>> Begin Source passage
General History of Connecticut, from Its First Settlement Under George Fenwick to its Latest Period of Amity with Great Britain

Part 13

Chapter 133,872 wordsPublic domain

Thus the affected parson told this important tale to every one except Briton, who, from his ignorance of the story, conducted himself in his usual manner towards his supposed friends, though he observed they had a show of haste and business whenever he met with any of them. Happily for Briton, he depended not on the Deacon, minister, or colony, for his support. At last a Scotchman heard of the evil tale, and generously told Briton of it, adding that the parson was supposed to be in deep decline merely from grief and fatigue he had endured in spreading it. Briton thanked the Scotchman, and called on the friendly parson to know the particulars of his offence. The parson, with sighs, bows, and solemn smirkings, answered, “Sir, the fact is, you wrote a love-letter to the Deacon’s daughter without asking her parents’ consent; which has given great offence to that lady, and to all her acquaintance, of whom I and my wife have the honour to be reckoned a part.” Briton kept his temper. “So, then,” said he, “I have offended you by my insolent note to the Deacon’s daughter! I hope my sin is venial. Pray, sir, have you seen my note?” “Yes,” replied the parson, “to my grief and sorrow. I could not have thought you so imprudent, had I not seen and found the note to be your own handwriting.” “How long have you known of this offence?” “Some months.” “Why, sir, did you not seasonably admonish me for this crime?” “I was so hurt and grieved, and my friendship so great, I could not bear to tell you.” Mr. Briton then told the parson that his friendship was so fine and subtle, it was invisible to an English eye; and the Gospel ministers in England did not prove their friendship by telling calumnious stories to everybody but the person concerned. “But I suppose,” added he, “this is genuine New-England friendship, and merits thanks more than a supple-jack.” The parson, with a leering look, sneaked away towards his wife; and Briton left the colony without any civil or ecclesiastical punishment, telling the Scotchman that the Deacon’s daughter had money, and the parson faith without eyes, or he should never have been accused of making love to one who was naturally so great an enemy to Cupid. Of such or worse sort being the reception foreign settlers may expect from the inhabitants of Connecticut, it is no wonder that few, or none, choose to venture among them.
>> End Source passage
>> Begin Data extract
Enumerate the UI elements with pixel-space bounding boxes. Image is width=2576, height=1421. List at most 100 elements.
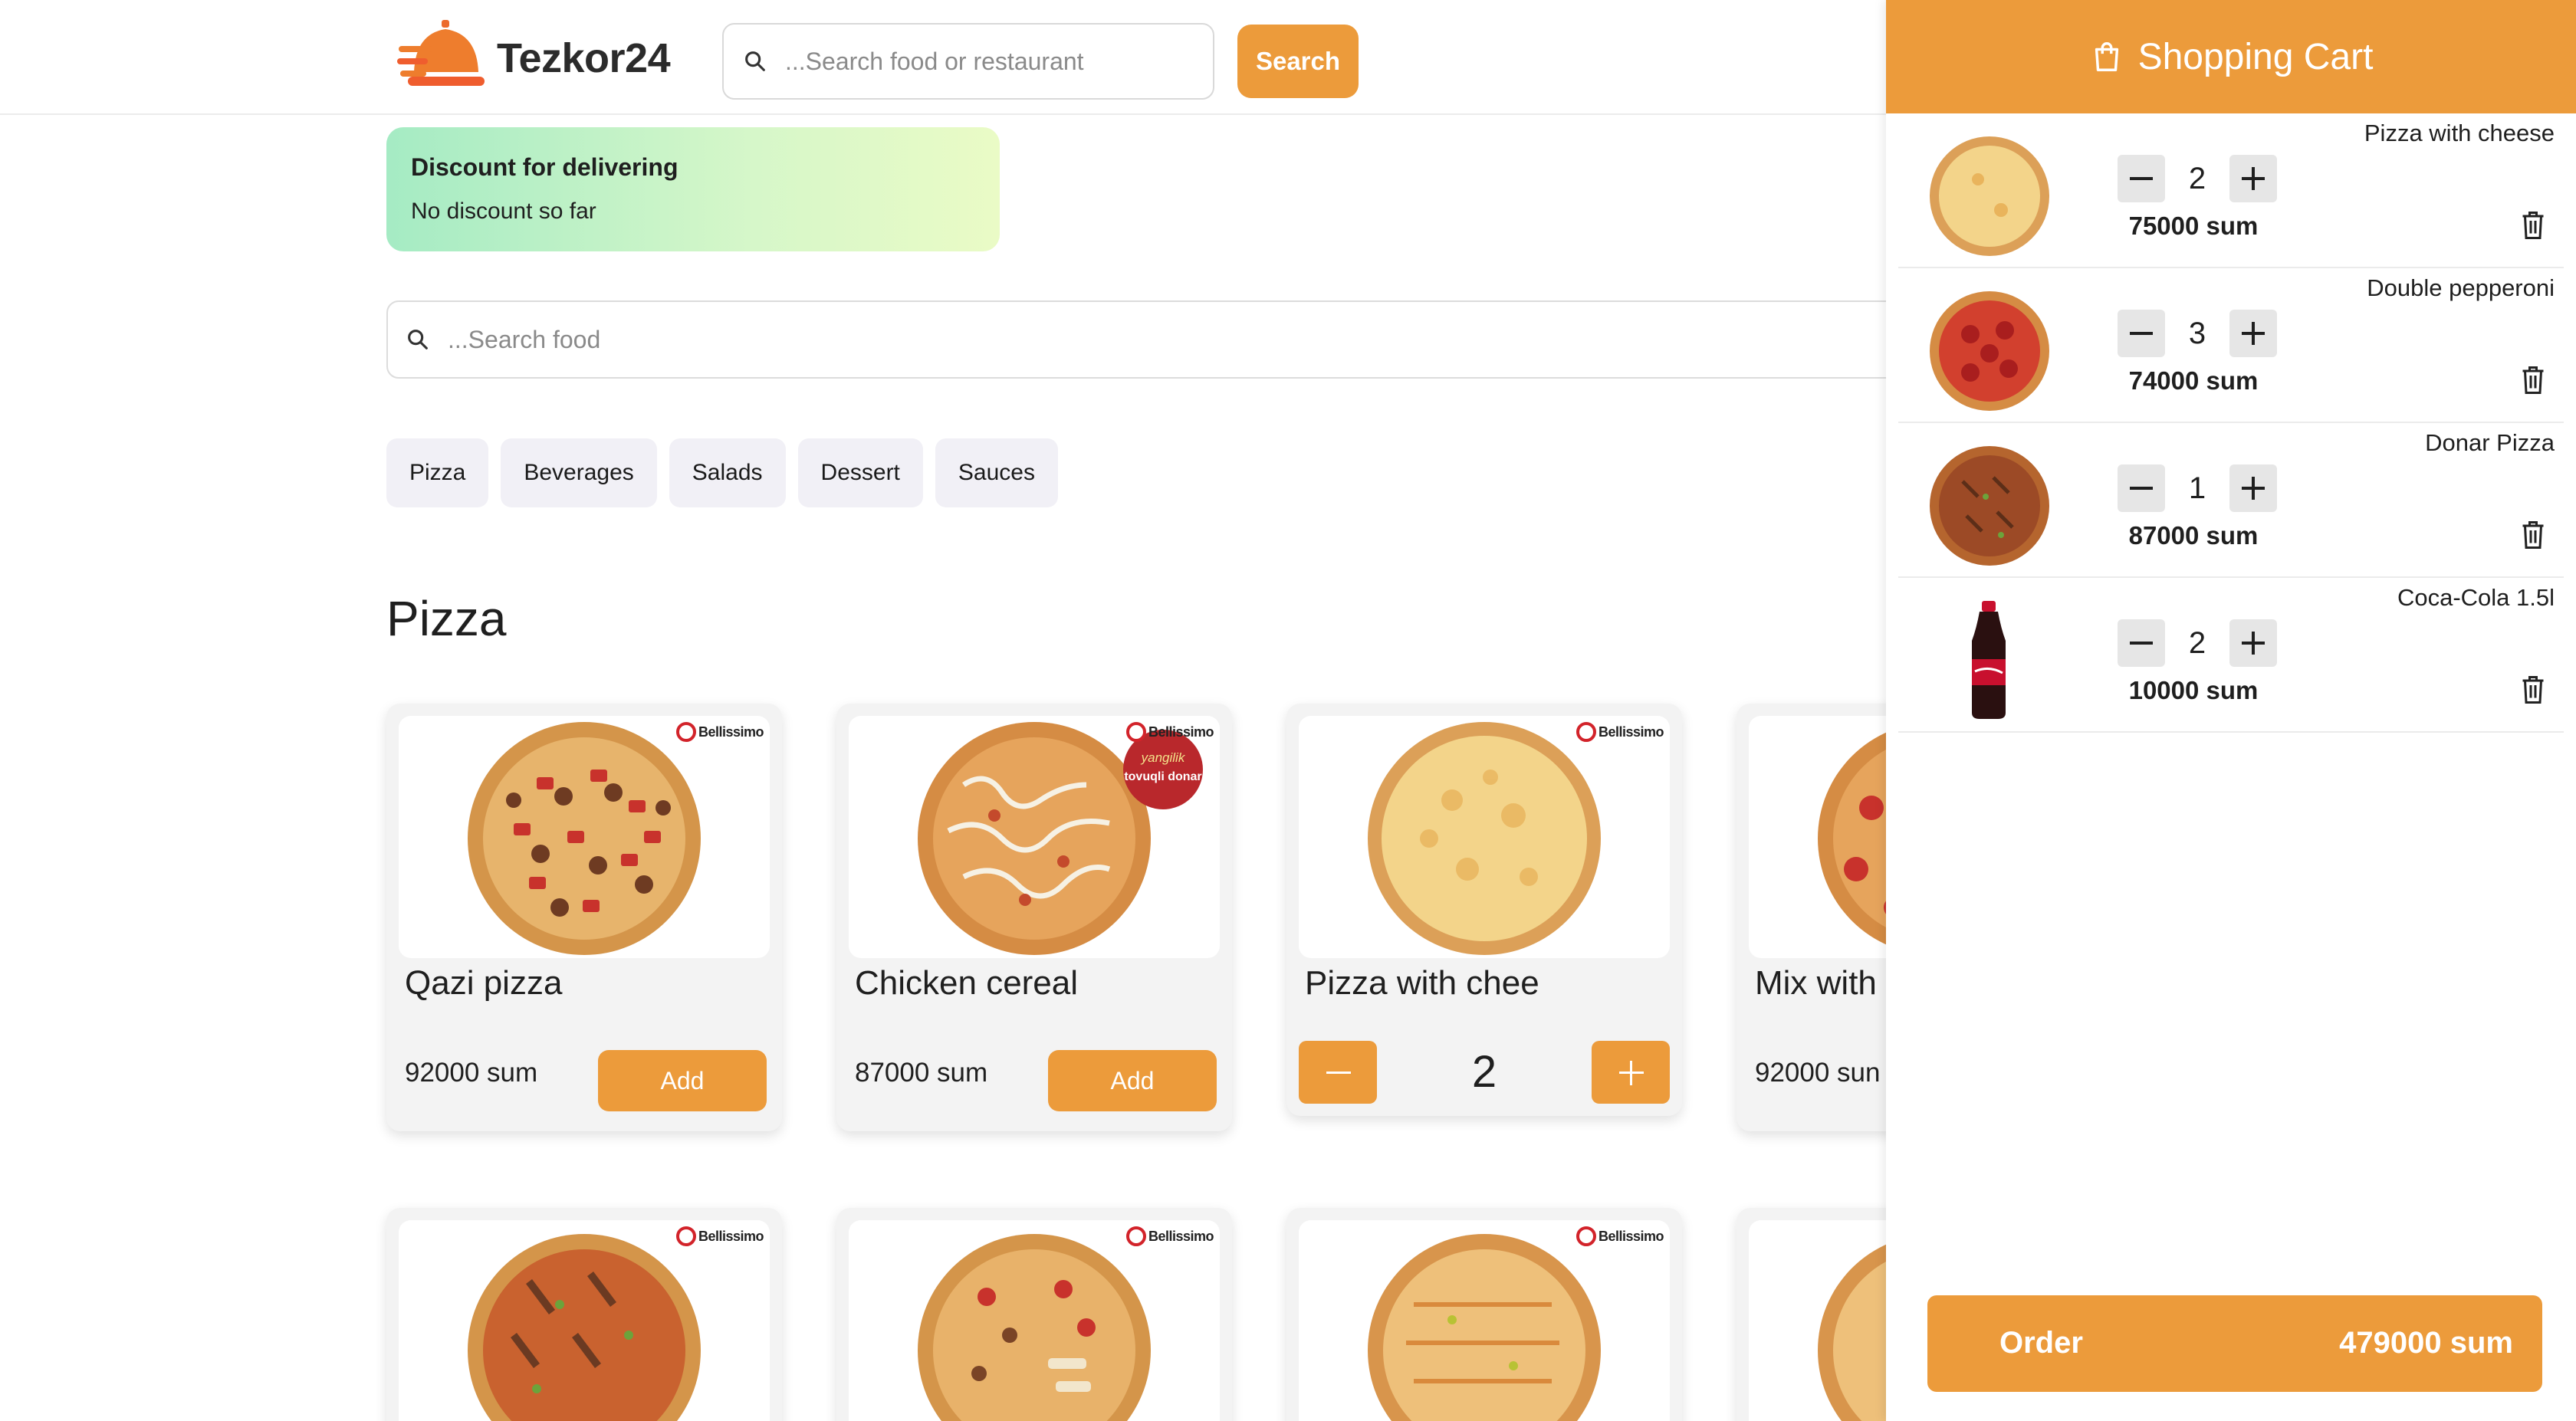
increase-quantity-button[interactable] [2229, 155, 2277, 202]
product-name: Pizza with chee [1305, 964, 1539, 1002]
cart-item-name: Coca-Cola 1.5l [2397, 584, 2555, 611]
category-beverages[interactable]: Beverages [501, 438, 657, 507]
product-image: Bellissimo [1299, 716, 1670, 958]
category-salads[interactable]: Salads [669, 438, 786, 507]
food-search-input[interactable] [448, 325, 1918, 354]
increase-quantity-button[interactable] [2229, 619, 2277, 667]
cart-item-name: Double pepperoni [2367, 274, 2555, 301]
promo-badge-line1: yangilik [1141, 750, 1186, 765]
decrease-quantity-button[interactable] [2118, 464, 2165, 512]
brand-mark-icon [1125, 722, 1146, 742]
brand-mark-icon [1125, 1226, 1146, 1246]
category-dessert[interactable]: Dessert [797, 438, 923, 507]
shopping-bag-icon [2095, 42, 2118, 71]
logo[interactable]: Tezkor24 [397, 20, 671, 97]
pizza-image [468, 722, 701, 955]
cart-item-image [1930, 136, 2049, 256]
pizza-image [1368, 1234, 1601, 1421]
brand-logo: Bellissimo [1576, 722, 1664, 742]
product-image: Bellissimo [399, 716, 770, 958]
brand-mark-icon [1576, 722, 1596, 742]
search-button[interactable]: Search [1237, 25, 1359, 98]
increase-quantity-button[interactable] [2229, 310, 2277, 357]
category-sauces[interactable]: Sauces [935, 438, 1058, 507]
decrease-quantity-button[interactable] [2118, 619, 2165, 667]
brand-mark-icon [675, 722, 696, 742]
brand-name: Bellissimo [1598, 724, 1664, 740]
pizza-image: yangilik tovuqli donar [918, 722, 1203, 955]
cart-item-price: 87000 sum [2128, 521, 2259, 550]
restaurant-search-input[interactable] [785, 47, 1213, 76]
promo-badge-line2: tovuqli donar [1124, 770, 1201, 783]
brand-logo: Bellissimo [1125, 722, 1214, 742]
section-title: Pizza [386, 591, 507, 646]
product-price: 92000 sum [405, 1058, 538, 1088]
logo-text: Tezkor24 [497, 35, 671, 81]
search-icon [408, 330, 428, 350]
cart-item-quantity: 2 [2188, 162, 2206, 195]
category-tabs: Pizza Beverages Salads Dessert Sauces [386, 438, 1058, 507]
pizza-image [918, 1234, 1151, 1421]
brand-mark-icon [1576, 1226, 1596, 1246]
delivery-dish-logo-icon [397, 20, 485, 86]
product-name: Qazi pizza [405, 964, 563, 1002]
product-name: Chicken cereal [855, 964, 1079, 1002]
cart-item-price: 10000 sum [2128, 676, 2259, 704]
increase-quantity-button[interactable] [1592, 1041, 1670, 1104]
pizza-image [468, 1234, 701, 1421]
add-to-cart-button[interactable]: Add [1048, 1050, 1217, 1111]
decrease-quantity-button[interactable] [2118, 310, 2165, 357]
pizza-image [1368, 722, 1601, 955]
cart-item: Donar Pizza 1 87000 sum [1898, 423, 2564, 578]
decrease-quantity-button[interactable] [2118, 155, 2165, 202]
cart-item-name: Donar Pizza [2425, 429, 2555, 456]
add-to-cart-button[interactable]: Add [598, 1050, 767, 1111]
trash-icon[interactable] [2518, 518, 2548, 553]
order-label: Order [1999, 1326, 2083, 1360]
cart-item-quantity: 1 [2188, 471, 2206, 505]
search-icon [745, 51, 765, 71]
product-image: Bellissimo [1299, 1220, 1670, 1421]
cart-item-quantity: 2 [2188, 626, 2206, 660]
brand-logo: Bellissimo [1576, 1226, 1664, 1246]
increase-quantity-button[interactable] [2229, 464, 2277, 512]
cart-item-price: 74000 sum [2128, 366, 2259, 395]
order-button[interactable]: Order 479000 sum [1927, 1295, 2542, 1392]
food-search-box [386, 300, 1920, 379]
trash-icon[interactable] [2518, 208, 2548, 244]
product-card: Bellissimo Pizza with chee 2 [1286, 704, 1682, 1116]
category-pizza[interactable]: Pizza [386, 438, 489, 507]
restaurant-search-box [722, 23, 1214, 100]
cart-item-image [1972, 601, 2006, 719]
cart-item-price: 75000 sum [2128, 212, 2259, 240]
product-price: 87000 sum [855, 1058, 988, 1088]
brand-logo: Bellissimo [1125, 1226, 1214, 1246]
trash-icon[interactable] [2518, 673, 2548, 708]
product-card: Bellissimo [1286, 1208, 1682, 1421]
cart-item: Double pepperoni 3 74000 sum [1898, 268, 2564, 423]
order-total: 479000 sum [2339, 1326, 2513, 1360]
trash-icon[interactable] [2518, 363, 2548, 399]
product-quantity: 2 [1471, 1047, 1497, 1097]
discount-title: Discount for delivering [411, 153, 678, 181]
shopping-cart-panel: Shopping Cart Pizza with cheese 2 75000 … [1886, 0, 2576, 1421]
product-price: 92000 sun [1755, 1058, 1881, 1088]
cart-title: Shopping Cart [2137, 36, 2374, 77]
brand-logo: Bellissimo [675, 1226, 764, 1246]
brand-mark-icon [675, 1226, 696, 1246]
cart-item-image [1930, 291, 2049, 411]
product-card: Bellissimo [386, 1208, 782, 1421]
product-image: Bellissimo [399, 1220, 770, 1421]
discount-banner: Discount for delivering No discount so f… [386, 127, 1000, 251]
brand-name: Bellissimo [1148, 1228, 1214, 1244]
product-image: yangilik tovuqli donar Bellissimo [849, 716, 1220, 958]
cart-header: Shopping Cart [1886, 0, 2576, 113]
discount-text: No discount so far [411, 199, 596, 224]
brand-name: Bellissimo [698, 724, 764, 740]
brand-name: Bellissimo [698, 1228, 764, 1244]
brand-logo: Bellissimo [675, 722, 764, 742]
product-card: Bellissimo Qazi pizza 92000 sum Add [386, 704, 782, 1131]
cart-item: Pizza with cheese 2 75000 sum [1898, 113, 2564, 268]
decrease-quantity-button[interactable] [1299, 1041, 1377, 1104]
brand-name: Bellissimo [1148, 724, 1214, 740]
>> End Data extract
Required task: Copy out the entire Connecticut history text above, word for word, from its title line through its final sentence.

Answer to the task:
General History of Connecticut, from Its First Settlement Under George Fenwick to its Latest Period of Amity with Great Britain

Part 13

Chapter 133,872 wordsPublic domain

Thus the affected parson told this important tale to every one except Briton, who, from his ignorance of the story, conducted himself in his usual manner towards his supposed friends, though he observed they had a show of haste and business whenever he met with any of them. Happily for Briton, he depended not on the Deacon, minister, or colony, for his support. At last a Scotchman heard of the evil tale, and generously told Briton of it, adding that the parson was supposed to be in deep decline merely from grief and fatigue he had endured in spreading it. Briton thanked the Scotchman, and called on the friendly parson to know the particulars of his offence. The parson, with sighs, bows, and solemn smirkings, answered, “Sir, the fact is, you wrote a love-letter to the Deacon’s daughter without asking her parents’ consent; which has given great offence to that lady, and to all her acquaintance, of whom I and my wife have the honour to be reckoned a part.” Briton kept his temper. “So, then,” said he, “I have offended you by my insolent note to the Deacon’s daughter! I hope my sin is venial. Pray, sir, have you seen my note?” “Yes,” replied the parson, “to my grief and sorrow. I could not have thought you so imprudent, had I not seen and found the note to be your own handwriting.” “How long have you known of this offence?” “Some months.” “Why, sir, did you not seasonably admonish me for this crime?” “I was so hurt and grieved, and my friendship so great, I could not bear to tell you.” Mr. Briton then told the parson that his friendship was so fine and subtle, it was invisible to an English eye; and the Gospel ministers in England did not prove their friendship by telling calumnious stories to everybody but the person concerned. “But I suppose,” added he, “this is genuine New-England friendship, and merits thanks more than a supple-jack.” The parson, with a leering look, sneaked away towards his wife; and Briton left the colony without any civil or ecclesiastical punishment, telling the Scotchman that the Deacon’s daughter had money, and the parson faith without eyes, or he should never have been accused of making love to one who was naturally so great an enemy to Cupid. Of such or worse sort being the reception foreign settlers may expect from the inhabitants of Connecticut, it is no wonder that few, or none, choose to venture among them.